---------- Data lines ----------

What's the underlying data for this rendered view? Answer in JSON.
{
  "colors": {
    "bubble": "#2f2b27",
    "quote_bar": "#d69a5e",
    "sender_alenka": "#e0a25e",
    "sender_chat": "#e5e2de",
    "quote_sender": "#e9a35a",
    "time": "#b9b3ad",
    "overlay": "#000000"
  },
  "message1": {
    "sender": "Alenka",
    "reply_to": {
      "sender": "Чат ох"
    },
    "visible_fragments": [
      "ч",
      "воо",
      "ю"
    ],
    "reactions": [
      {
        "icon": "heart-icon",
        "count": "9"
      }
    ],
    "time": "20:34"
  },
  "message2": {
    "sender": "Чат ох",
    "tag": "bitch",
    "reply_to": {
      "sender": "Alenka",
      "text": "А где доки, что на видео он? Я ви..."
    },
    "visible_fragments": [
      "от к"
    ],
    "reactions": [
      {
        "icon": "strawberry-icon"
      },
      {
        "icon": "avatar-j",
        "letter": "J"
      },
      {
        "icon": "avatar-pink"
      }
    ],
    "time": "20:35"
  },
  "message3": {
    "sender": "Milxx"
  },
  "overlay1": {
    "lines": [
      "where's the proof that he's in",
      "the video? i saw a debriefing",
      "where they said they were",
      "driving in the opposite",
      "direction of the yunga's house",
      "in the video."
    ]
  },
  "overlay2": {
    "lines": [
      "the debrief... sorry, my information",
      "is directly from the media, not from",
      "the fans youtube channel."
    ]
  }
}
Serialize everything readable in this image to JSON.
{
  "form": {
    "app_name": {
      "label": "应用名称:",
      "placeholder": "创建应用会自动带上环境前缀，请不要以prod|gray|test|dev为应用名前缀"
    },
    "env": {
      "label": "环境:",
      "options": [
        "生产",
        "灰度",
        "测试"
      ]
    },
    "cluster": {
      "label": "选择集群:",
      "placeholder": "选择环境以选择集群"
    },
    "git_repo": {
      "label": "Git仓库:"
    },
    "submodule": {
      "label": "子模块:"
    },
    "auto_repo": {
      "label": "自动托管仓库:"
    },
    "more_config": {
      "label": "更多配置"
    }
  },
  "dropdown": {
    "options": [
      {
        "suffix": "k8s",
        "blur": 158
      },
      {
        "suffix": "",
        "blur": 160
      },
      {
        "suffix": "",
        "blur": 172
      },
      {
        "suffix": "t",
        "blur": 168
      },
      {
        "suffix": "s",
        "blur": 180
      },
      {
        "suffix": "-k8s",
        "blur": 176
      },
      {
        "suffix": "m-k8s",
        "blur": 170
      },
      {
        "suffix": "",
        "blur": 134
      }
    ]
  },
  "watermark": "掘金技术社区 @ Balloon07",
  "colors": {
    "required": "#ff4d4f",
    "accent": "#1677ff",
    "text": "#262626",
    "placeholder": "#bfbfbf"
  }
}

----------

● **To be done**
Write every record out again, unaltered.

● **Response to this task**
What's the underlying data for this rendered view? Answer in JSON.
{
  "colors": {
    "bubble": "#2f2b27",
    "quote_bar": "#d69a5e",
    "sender_alenka": "#e0a25e",
    "sender_chat": "#e5e2de",
    "quote_sender": "#e9a35a",
    "time": "#b9b3ad",
    "overlay": "#000000"
  },
  "message1": {
    "sender": "Alenka",
    "reply_to": {
      "sender": "Чат ох"
    },
    "visible_fragments": [
      "ч",
      "воо",
      "ю"
    ],
    "reactions": [
      {
        "icon": "heart-icon",
        "count": "9"
      }
    ],
    "time": "20:34"
  },
  "message2": {
    "sender": "Чат ох",
    "tag": "bitch",
    "reply_to": {
      "sender": "Alenka",
      "text": "А где доки, что на видео он? Я ви..."
    },
    "visible_fragments": [
      "от к"
    ],
    "reactions": [
      {
        "icon": "strawberry-icon"
      },
      {
        "icon": "avatar-j",
        "letter": "J"
      },
      {
        "icon": "avatar-pink"
      }
    ],
    "time": "20:35"
  },
  "message3": {
    "sender": "Milxx"
  },
  "overlay1": {
    "lines": [
      "where's the proof that he's in",
      "the video? i saw a debriefing",
      "where they said they were",
      "driving in the opposite",
      "direction of the yunga's house",
      "in the video."
    ]
  },
  "overlay2": {
    "lines": [
      "the debrief... sorry, my information",
      "is directly from the media, not from",
      "the fans youtube channel."
    ]
  }
}
Serialize everything readable in this image to JSON.
{
  "form": {
    "app_name": {
      "label": "应用名称:",
      "placeholder": "创建应用会自动带上环境前缀，请不要以prod|gray|test|dev为应用名前缀"
    },
    "env": {
      "label": "环境:",
      "options": [
        "生产",
        "灰度",
        "测试"
      ]
    },
    "cluster": {
      "label": "选择集群:",
      "placeholder": "选择环境以选择集群"
    },
    "git_repo": {
      "label": "Git仓库:"
    },
    "submodule": {
      "label": "子模块:"
    },
    "auto_repo": {
      "label": "自动托管仓库:"
    },
    "more_config": {
      "label": "更多配置"
    }
  },
  "dropdown": {
    "options": [
      {
        "suffix": "k8s",
        "blur": 158
      },
      {
        "suffix": "",
        "blur": 160
      },
      {
        "suffix": "",
        "blur": 172
      },
      {
        "suffix": "t",
        "blur": 168
      },
      {
        "suffix": "s",
        "blur": 180
      },
      {
        "suffix": "-k8s",
        "blur": 176
      },
      {
        "suffix": "m-k8s",
        "blur": 170
      },
      {
        "suffix": "",
        "blur": 134
      }
    ]
  },
  "watermark": "掘金技术社区 @ Balloon07",
  "colors": {
    "required": "#ff4d4f",
    "accent": "#1677ff",
    "text": "#262626",
    "placeholder": "#bfbfbf"
  }
}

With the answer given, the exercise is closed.